### THE EXERCISE
Pictures stay out; everything else in the records below is copied exactly.

### INPUT DATA
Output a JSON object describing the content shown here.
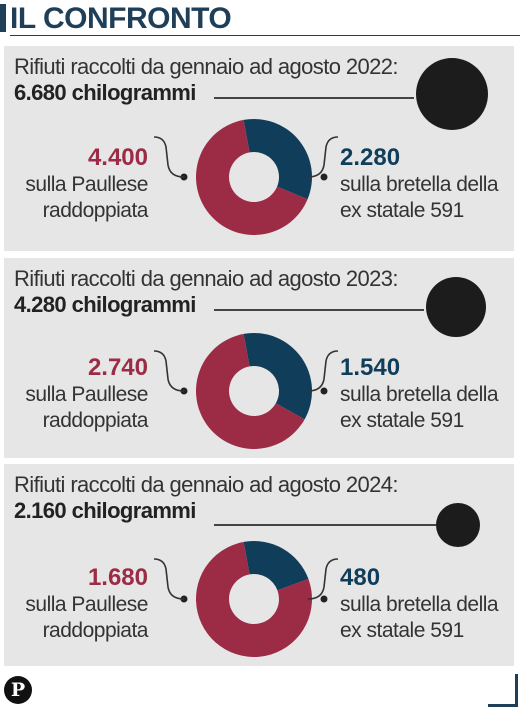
{
  "header": {
    "title": "IL CONFRONTO"
  },
  "colors": {
    "paullese": "#9c2b45",
    "bretella": "#0f3d5a",
    "accent": "#1f3f58",
    "panel": "#e6e6e6"
  },
  "panels": [
    {
      "lead": "Rifiuti raccolti da gennaio ad agosto 2022:",
      "total": "6.680 chilogrammi",
      "left_value": "4.400",
      "left_desc": "sulla Paullese raddoppiata",
      "right_value": "2.280",
      "right_desc": "sulla bretella della ex statale 591"
    },
    {
      "lead": "Rifiuti raccolti da gennaio ad agosto 2023:",
      "total": "4.280 chilogrammi",
      "left_value": "2.740",
      "left_desc": "sulla Paullese raddoppiata",
      "right_value": "1.540",
      "right_desc": "sulla bretella della ex statale 591"
    },
    {
      "lead": "Rifiuti raccolti da gennaio ad agosto 2024:",
      "total": "2.160 chilogrammi",
      "left_value": "1.680",
      "left_desc": "sulla Paullese raddoppiata",
      "right_value": "480",
      "right_desc": "sulla bretella della ex statale 591"
    }
  ],
  "logo": {
    "text": "P"
  },
  "chart_data": [
    {
      "type": "pie",
      "donut": true,
      "year": "2022",
      "total": 6680,
      "unit": "chilogrammi",
      "slices": [
        {
          "label": "sulla Paullese raddoppiata",
          "value": 4400,
          "color": "#9c2b45"
        },
        {
          "label": "sulla bretella della ex statale 591",
          "value": 2280,
          "color": "#0f3d5a"
        }
      ]
    },
    {
      "type": "pie",
      "donut": true,
      "year": "2023",
      "total": 4280,
      "unit": "chilogrammi",
      "slices": [
        {
          "label": "sulla Paullese raddoppiata",
          "value": 2740,
          "color": "#9c2b45"
        },
        {
          "label": "sulla bretella della ex statale 591",
          "value": 1540,
          "color": "#0f3d5a"
        }
      ]
    },
    {
      "type": "pie",
      "donut": true,
      "year": "2024",
      "total": 2160,
      "unit": "chilogrammi",
      "slices": [
        {
          "label": "sulla Paullese raddoppiata",
          "value": 1680,
          "color": "#9c2b45"
        },
        {
          "label": "sulla bretella della ex statale 591",
          "value": 480,
          "color": "#0f3d5a"
        }
      ]
    }
  ]
}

### ANSWER TO THE EXERCISE
Output a JSON object describing the content shown here.
{
  "header": {
    "title": "IL CONFRONTO"
  },
  "colors": {
    "paullese": "#9c2b45",
    "bretella": "#0f3d5a",
    "accent": "#1f3f58",
    "panel": "#e6e6e6"
  },
  "panels": [
    {
      "lead": "Rifiuti raccolti da gennaio ad agosto 2022:",
      "total": "6.680 chilogrammi",
      "left_value": "4.400",
      "left_desc": "sulla Paullese raddoppiata",
      "right_value": "2.280",
      "right_desc": "sulla bretella della ex statale 591"
    },
    {
      "lead": "Rifiuti raccolti da gennaio ad agosto 2023:",
      "total": "4.280 chilogrammi",
      "left_value": "2.740",
      "left_desc": "sulla Paullese raddoppiata",
      "right_value": "1.540",
      "right_desc": "sulla bretella della ex statale 591"
    },
    {
      "lead": "Rifiuti raccolti da gennaio ad agosto 2024:",
      "total": "2.160 chilogrammi",
      "left_value": "1.680",
      "left_desc": "sulla Paullese raddoppiata",
      "right_value": "480",
      "right_desc": "sulla bretella della ex statale 591"
    }
  ],
  "logo": {
    "text": "P"
  },
  "chart_data": [
    {
      "type": "pie",
      "donut": true,
      "year": "2022",
      "total": 6680,
      "unit": "chilogrammi",
      "slices": [
        {
          "label": "sulla Paullese raddoppiata",
          "value": 4400,
          "color": "#9c2b45"
        },
        {
          "label": "sulla bretella della ex statale 591",
          "value": 2280,
          "color": "#0f3d5a"
        }
      ]
    },
    {
      "type": "pie",
      "donut": true,
      "year": "2023",
      "total": 4280,
      "unit": "chilogrammi",
      "slices": [
        {
          "label": "sulla Paullese raddoppiata",
          "value": 2740,
          "color": "#9c2b45"
        },
        {
          "label": "sulla bretella della ex statale 591",
          "value": 1540,
          "color": "#0f3d5a"
        }
      ]
    },
    {
      "type": "pie",
      "donut": true,
      "year": "2024",
      "total": 2160,
      "unit": "chilogrammi",
      "slices": [
        {
          "label": "sulla Paullese raddoppiata",
          "value": 1680,
          "color": "#9c2b45"
        },
        {
          "label": "sulla bretella della ex statale 591",
          "value": 480,
          "color": "#0f3d5a"
        }
      ]
    }
  ]
}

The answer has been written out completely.